### CONSIGNE DE TRAVAIL
Transcrivez fidèlement chaque ligne de l'ensemble des enregistrements qui suivent, en omettant les images.

### INFORMATIONS EXTRAITES
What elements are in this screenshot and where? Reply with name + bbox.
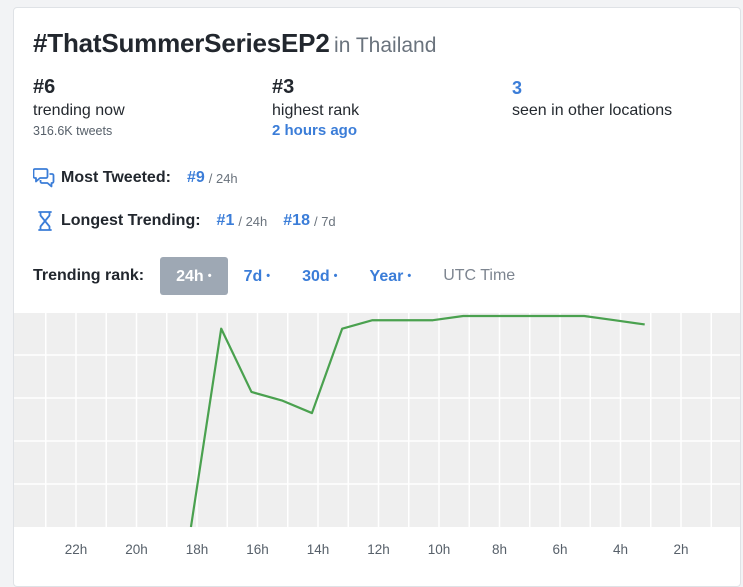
other-locations-count[interactable]: 3 (512, 78, 672, 99)
tab-24h-dot: • (208, 270, 212, 282)
x-tick-label: 14h (307, 542, 330, 557)
x-tick-label: 2h (673, 542, 688, 557)
tab-7d-dot: • (266, 270, 270, 282)
most-tweeted-label: Most Tweeted: (61, 169, 171, 187)
trend-card: #ThatSummerSeriesEP2 in Thailand #6 tren… (13, 7, 741, 587)
trending-rank-tabs: Trending rank: 24h• 7d• 30d• Year• UTC T… (33, 257, 531, 295)
speech-bubbles-icon (33, 167, 55, 189)
current-rank-stat: #6 trending now 316.6K tweets (33, 76, 125, 138)
most-tweeted-period: / 24h (209, 171, 238, 186)
x-tick-label: 22h (65, 542, 88, 557)
longest-trending-period-24h: / 24h (238, 214, 267, 229)
trending-rank-chart: 22h 20h 18h 16h 14h 12h 10h 8h 6h 4h 2h (14, 313, 741, 579)
longest-trending-rank-24h-link[interactable]: #1 (217, 212, 235, 230)
tab-7d-label: 7d (244, 268, 263, 285)
other-locations-stat: 3 seen in other locations (512, 78, 672, 120)
current-rank-label: trending now (33, 102, 125, 120)
x-tick-label: 16h (246, 542, 269, 557)
x-tick-label: 6h (552, 542, 567, 557)
trending-rank-label: Trending rank: (33, 267, 144, 285)
page-title: #ThatSummerSeriesEP2 in Thailand (33, 28, 436, 59)
highest-rank-label: highest rank (272, 102, 359, 120)
longest-trending-rank-7d-link[interactable]: #18 (283, 212, 310, 230)
x-tick-label: 4h (613, 542, 628, 557)
other-locations-label: seen in other locations (512, 102, 672, 120)
tab-30d[interactable]: 30d • (286, 257, 353, 295)
chart-x-axis: 22h 20h 18h 16h 14h 12h 10h 8h 6h 4h 2h (65, 542, 689, 557)
longest-trending-row: Longest Trending: #1 / 24h #18 / 7d (33, 210, 336, 232)
tab-year-label: Year (370, 268, 404, 285)
x-tick-label: 20h (125, 542, 148, 557)
tab-30d-dot: • (334, 270, 338, 282)
tweet-count: 316.6K tweets (33, 124, 125, 138)
highest-rank-time-link[interactable]: 2 hours ago (272, 122, 359, 139)
highest-rank-stat: #3 highest rank 2 hours ago (272, 76, 359, 139)
most-tweeted-rank-link[interactable]: #9 (187, 169, 205, 187)
x-tick-label: 12h (367, 542, 390, 557)
hourglass-icon (35, 210, 55, 232)
tab-30d-label: 30d (302, 268, 330, 285)
location-label: in Thailand (334, 34, 436, 57)
current-rank-value: #6 (33, 76, 125, 99)
tab-24h[interactable]: 24h • (160, 257, 227, 295)
tab-24h-label: 24h (176, 268, 204, 285)
utc-time-toggle[interactable]: UTC Time (427, 257, 531, 295)
longest-trending-period-7d: / 7d (314, 214, 336, 229)
highest-rank-value: #3 (272, 76, 359, 99)
tab-7d[interactable]: 7d• (228, 257, 287, 295)
longest-trending-label: Longest Trending: (61, 212, 201, 230)
tab-year-dot: • (407, 270, 411, 282)
chart-plot-area (14, 313, 741, 527)
most-tweeted-row: Most Tweeted: #9 / 24h (33, 167, 238, 189)
x-tick-label: 18h (186, 542, 209, 557)
x-tick-label: 10h (428, 542, 451, 557)
x-tick-label: 8h (492, 542, 507, 557)
tab-year[interactable]: Year• (354, 257, 428, 295)
hashtag-title[interactable]: #ThatSummerSeriesEP2 (33, 28, 330, 58)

### RÉPONSE À LA CONSIGNE
What elements are in this screenshot and where? Reply with name + bbox.
other-locations-count[interactable]: 3 (512, 78, 672, 99)
tab-24h-dot: • (208, 270, 212, 282)
x-tick-label: 14h (307, 542, 330, 557)
x-tick-label: 2h (673, 542, 688, 557)
tab-7d-dot: • (266, 270, 270, 282)
most-tweeted-label: Most Tweeted: (61, 169, 171, 187)
trend-card: #ThatSummerSeriesEP2 in Thailand #6 tren… (13, 7, 741, 587)
trending-rank-tabs: Trending rank: 24h• 7d• 30d• Year• UTC T… (33, 257, 531, 295)
speech-bubbles-icon (33, 167, 55, 189)
current-rank-stat: #6 trending now 316.6K tweets (33, 76, 125, 138)
most-tweeted-period: / 24h (209, 171, 238, 186)
x-tick-label: 22h (65, 542, 88, 557)
longest-trending-period-24h: / 24h (238, 214, 267, 229)
trending-rank-chart: 22h 20h 18h 16h 14h 12h 10h 8h 6h 4h 2h (14, 313, 741, 579)
longest-trending-rank-24h-link[interactable]: #1 (217, 212, 235, 230)
tab-7d-label: 7d (244, 268, 263, 285)
other-locations-stat: 3 seen in other locations (512, 78, 672, 120)
current-rank-label: trending now (33, 102, 125, 120)
x-tick-label: 16h (246, 542, 269, 557)
x-tick-label: 6h (552, 542, 567, 557)
trending-rank-label: Trending rank: (33, 267, 144, 285)
page-title: #ThatSummerSeriesEP2 in Thailand (33, 28, 436, 59)
highest-rank-label: highest rank (272, 102, 359, 120)
longest-trending-rank-7d-link[interactable]: #18 (283, 212, 310, 230)
x-tick-label: 4h (613, 542, 628, 557)
other-locations-label: seen in other locations (512, 102, 672, 120)
tab-30d[interactable]: 30d • (286, 257, 353, 295)
chart-x-axis: 22h 20h 18h 16h 14h 12h 10h 8h 6h 4h 2h (65, 542, 689, 557)
longest-trending-row: Longest Trending: #1 / 24h #18 / 7d (33, 210, 336, 232)
tab-year-label: Year (370, 268, 404, 285)
x-tick-label: 20h (125, 542, 148, 557)
tab-30d-dot: • (334, 270, 338, 282)
tweet-count: 316.6K tweets (33, 124, 125, 138)
highest-rank-time-link[interactable]: 2 hours ago (272, 122, 359, 139)
highest-rank-stat: #3 highest rank 2 hours ago (272, 76, 359, 139)
most-tweeted-rank-link[interactable]: #9 (187, 169, 205, 187)
x-tick-label: 12h (367, 542, 390, 557)
hourglass-icon (35, 210, 55, 232)
tab-30d-label: 30d (302, 268, 330, 285)
location-label: in Thailand (334, 34, 436, 57)
current-rank-value: #6 (33, 76, 125, 99)
tab-24h[interactable]: 24h • (160, 257, 227, 295)
tab-24h-label: 24h (176, 268, 204, 285)
utc-time-toggle[interactable]: UTC Time (427, 257, 531, 295)
longest-trending-period-7d: / 7d (314, 214, 336, 229)
highest-rank-value: #3 (272, 76, 359, 99)
tab-7d[interactable]: 7d• (228, 257, 287, 295)
longest-trending-label: Longest Trending: (61, 212, 201, 230)
tab-year-dot: • (407, 270, 411, 282)
chart-plot-area (14, 313, 741, 527)
most-tweeted-row: Most Tweeted: #9 / 24h (33, 167, 238, 189)
x-tick-label: 18h (186, 542, 209, 557)
x-tick-label: 10h (428, 542, 451, 557)
x-tick-label: 8h (492, 542, 507, 557)
tab-year[interactable]: Year• (354, 257, 428, 295)
hashtag-title[interactable]: #ThatSummerSeriesEP2 (33, 28, 330, 58)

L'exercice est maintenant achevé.